**Given task**:
Show every line below where "color" can be found.

Dataset rows about figures:

* BEGIN *

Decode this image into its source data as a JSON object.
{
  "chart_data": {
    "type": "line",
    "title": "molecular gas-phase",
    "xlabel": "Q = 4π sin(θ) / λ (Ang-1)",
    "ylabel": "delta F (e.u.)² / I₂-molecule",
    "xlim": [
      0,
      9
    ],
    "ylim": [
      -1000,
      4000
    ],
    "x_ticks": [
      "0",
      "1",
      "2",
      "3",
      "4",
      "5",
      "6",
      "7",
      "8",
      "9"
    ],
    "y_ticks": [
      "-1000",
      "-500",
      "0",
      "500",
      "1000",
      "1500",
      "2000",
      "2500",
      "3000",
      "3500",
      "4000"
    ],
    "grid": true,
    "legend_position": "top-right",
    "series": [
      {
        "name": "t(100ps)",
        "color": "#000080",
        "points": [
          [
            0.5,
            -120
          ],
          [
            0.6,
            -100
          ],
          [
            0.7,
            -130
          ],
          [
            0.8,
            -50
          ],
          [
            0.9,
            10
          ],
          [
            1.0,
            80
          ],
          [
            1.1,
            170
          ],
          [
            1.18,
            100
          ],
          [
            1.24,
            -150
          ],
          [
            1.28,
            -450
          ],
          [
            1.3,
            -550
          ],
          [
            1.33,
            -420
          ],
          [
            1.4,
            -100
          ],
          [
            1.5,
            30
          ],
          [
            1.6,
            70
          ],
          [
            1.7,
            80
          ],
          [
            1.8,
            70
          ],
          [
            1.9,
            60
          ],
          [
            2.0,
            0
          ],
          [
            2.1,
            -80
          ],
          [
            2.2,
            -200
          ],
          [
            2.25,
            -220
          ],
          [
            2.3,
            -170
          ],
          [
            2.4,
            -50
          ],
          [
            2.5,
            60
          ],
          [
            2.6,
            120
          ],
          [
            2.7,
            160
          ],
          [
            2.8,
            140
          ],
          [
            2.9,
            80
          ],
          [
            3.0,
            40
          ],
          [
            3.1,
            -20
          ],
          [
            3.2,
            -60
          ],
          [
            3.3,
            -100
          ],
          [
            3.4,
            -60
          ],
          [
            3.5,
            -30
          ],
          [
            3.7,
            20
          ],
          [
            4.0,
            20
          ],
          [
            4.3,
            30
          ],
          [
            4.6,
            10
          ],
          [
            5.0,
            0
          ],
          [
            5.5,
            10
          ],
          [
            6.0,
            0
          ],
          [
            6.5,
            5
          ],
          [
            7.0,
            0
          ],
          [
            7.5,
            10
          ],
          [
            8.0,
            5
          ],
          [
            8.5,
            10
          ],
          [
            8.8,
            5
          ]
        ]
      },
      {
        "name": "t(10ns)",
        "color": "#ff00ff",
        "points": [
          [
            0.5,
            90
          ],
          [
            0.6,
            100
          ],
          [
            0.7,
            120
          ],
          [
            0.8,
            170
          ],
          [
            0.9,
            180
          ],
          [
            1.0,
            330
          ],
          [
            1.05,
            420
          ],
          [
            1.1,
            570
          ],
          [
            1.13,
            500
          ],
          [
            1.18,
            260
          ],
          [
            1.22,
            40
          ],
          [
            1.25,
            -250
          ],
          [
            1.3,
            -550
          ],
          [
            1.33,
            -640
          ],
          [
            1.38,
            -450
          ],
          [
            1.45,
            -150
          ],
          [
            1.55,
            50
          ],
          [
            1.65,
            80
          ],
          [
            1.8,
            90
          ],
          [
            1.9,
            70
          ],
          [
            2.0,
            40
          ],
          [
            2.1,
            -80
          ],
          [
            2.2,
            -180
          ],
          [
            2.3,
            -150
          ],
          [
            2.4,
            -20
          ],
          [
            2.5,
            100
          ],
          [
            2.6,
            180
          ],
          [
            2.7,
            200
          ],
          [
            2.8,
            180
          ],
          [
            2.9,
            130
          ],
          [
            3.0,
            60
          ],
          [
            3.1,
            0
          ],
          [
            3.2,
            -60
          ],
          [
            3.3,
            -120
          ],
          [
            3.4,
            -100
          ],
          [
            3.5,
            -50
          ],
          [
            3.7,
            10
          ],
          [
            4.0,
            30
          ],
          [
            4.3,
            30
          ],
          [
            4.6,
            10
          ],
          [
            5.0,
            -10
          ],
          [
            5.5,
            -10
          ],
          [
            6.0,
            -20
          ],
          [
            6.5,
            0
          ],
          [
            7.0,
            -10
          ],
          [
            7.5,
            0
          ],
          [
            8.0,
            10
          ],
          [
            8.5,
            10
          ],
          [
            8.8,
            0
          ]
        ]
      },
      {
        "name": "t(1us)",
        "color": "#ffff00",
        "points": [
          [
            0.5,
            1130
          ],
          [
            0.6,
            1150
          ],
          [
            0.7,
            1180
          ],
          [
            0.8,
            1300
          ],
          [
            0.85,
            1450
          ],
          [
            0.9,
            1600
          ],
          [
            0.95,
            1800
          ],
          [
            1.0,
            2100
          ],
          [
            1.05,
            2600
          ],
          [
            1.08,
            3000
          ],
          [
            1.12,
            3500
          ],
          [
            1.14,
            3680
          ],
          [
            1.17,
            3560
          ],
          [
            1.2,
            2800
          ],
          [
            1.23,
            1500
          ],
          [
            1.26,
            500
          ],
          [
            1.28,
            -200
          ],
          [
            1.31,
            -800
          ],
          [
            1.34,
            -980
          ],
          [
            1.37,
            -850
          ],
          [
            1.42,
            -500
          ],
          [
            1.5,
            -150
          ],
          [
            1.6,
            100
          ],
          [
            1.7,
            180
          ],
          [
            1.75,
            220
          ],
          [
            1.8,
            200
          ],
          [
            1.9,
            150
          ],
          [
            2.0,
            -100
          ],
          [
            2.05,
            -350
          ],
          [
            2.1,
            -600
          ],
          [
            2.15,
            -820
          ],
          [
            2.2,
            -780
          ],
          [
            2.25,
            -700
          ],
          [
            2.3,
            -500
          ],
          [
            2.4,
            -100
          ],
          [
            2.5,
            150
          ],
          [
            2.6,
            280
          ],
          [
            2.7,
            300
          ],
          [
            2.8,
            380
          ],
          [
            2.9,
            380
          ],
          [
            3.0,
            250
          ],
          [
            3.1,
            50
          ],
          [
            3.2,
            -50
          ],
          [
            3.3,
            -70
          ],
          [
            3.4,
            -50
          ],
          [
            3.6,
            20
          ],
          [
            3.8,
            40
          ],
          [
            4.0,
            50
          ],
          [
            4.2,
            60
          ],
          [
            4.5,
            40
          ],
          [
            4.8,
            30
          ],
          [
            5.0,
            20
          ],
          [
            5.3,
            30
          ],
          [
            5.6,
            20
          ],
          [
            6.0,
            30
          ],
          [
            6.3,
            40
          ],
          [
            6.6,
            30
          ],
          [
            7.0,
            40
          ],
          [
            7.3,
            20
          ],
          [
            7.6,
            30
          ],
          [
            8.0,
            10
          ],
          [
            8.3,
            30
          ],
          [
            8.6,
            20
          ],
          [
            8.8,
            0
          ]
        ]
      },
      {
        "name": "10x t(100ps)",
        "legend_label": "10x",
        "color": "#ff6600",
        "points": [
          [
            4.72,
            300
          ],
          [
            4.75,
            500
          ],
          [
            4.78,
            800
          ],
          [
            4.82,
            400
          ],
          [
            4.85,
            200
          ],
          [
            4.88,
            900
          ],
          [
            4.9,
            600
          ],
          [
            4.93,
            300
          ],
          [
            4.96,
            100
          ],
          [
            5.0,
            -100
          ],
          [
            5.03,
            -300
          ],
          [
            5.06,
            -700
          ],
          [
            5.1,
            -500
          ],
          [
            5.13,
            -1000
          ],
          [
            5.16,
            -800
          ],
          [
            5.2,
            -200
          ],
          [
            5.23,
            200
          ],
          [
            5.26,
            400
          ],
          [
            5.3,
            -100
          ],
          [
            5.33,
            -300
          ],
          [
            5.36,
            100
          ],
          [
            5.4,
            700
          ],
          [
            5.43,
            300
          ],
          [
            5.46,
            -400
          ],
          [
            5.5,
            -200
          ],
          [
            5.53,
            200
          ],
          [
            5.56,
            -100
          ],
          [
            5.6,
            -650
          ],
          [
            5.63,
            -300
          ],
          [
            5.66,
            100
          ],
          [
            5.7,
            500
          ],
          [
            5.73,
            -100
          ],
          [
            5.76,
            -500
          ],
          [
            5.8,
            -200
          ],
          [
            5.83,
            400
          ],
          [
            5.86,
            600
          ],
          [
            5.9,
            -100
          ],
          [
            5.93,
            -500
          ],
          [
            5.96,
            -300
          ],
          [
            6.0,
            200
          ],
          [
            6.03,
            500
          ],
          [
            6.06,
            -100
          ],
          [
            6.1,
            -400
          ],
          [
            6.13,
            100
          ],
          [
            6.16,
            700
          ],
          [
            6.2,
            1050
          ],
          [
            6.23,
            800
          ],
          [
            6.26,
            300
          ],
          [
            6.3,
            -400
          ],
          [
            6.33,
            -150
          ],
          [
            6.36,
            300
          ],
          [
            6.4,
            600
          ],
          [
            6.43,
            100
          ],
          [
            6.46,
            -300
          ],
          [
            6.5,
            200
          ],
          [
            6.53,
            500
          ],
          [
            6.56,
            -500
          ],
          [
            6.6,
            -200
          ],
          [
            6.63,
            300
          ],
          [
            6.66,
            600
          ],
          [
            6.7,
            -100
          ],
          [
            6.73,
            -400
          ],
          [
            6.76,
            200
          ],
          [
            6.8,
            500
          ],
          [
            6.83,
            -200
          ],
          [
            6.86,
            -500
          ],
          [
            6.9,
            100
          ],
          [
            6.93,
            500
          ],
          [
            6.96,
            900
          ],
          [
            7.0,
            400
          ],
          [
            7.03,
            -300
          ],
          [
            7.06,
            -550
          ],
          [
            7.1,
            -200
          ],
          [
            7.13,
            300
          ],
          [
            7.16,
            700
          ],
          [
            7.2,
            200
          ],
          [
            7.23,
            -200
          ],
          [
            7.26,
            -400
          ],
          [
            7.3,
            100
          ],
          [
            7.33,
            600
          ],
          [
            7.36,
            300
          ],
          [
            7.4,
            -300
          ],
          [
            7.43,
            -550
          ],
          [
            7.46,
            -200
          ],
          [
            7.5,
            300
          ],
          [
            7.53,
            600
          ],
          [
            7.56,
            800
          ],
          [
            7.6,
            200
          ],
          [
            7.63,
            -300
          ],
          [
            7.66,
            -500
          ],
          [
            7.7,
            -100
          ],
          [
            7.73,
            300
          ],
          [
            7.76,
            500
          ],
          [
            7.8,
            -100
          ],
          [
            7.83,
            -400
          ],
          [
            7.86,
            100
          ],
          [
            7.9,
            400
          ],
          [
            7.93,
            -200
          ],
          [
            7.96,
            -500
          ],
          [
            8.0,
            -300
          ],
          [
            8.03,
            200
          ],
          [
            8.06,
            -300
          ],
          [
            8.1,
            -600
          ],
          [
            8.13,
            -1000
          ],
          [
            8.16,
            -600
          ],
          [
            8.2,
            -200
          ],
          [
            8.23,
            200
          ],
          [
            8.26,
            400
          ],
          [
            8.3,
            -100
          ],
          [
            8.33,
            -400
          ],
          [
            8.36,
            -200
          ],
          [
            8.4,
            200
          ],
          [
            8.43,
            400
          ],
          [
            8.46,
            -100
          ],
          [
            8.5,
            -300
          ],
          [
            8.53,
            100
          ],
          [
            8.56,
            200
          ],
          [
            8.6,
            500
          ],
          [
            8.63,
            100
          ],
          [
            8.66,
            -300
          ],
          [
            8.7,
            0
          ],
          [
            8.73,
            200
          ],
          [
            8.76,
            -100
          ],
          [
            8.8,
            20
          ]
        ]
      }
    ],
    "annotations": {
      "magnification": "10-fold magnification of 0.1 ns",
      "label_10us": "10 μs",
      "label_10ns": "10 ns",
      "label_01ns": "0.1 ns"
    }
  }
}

* END *

**In response**:
        "color": "#000080",
        "color": "#ff00ff",
        "color": "#ffff00",
        "color": "#ff6600",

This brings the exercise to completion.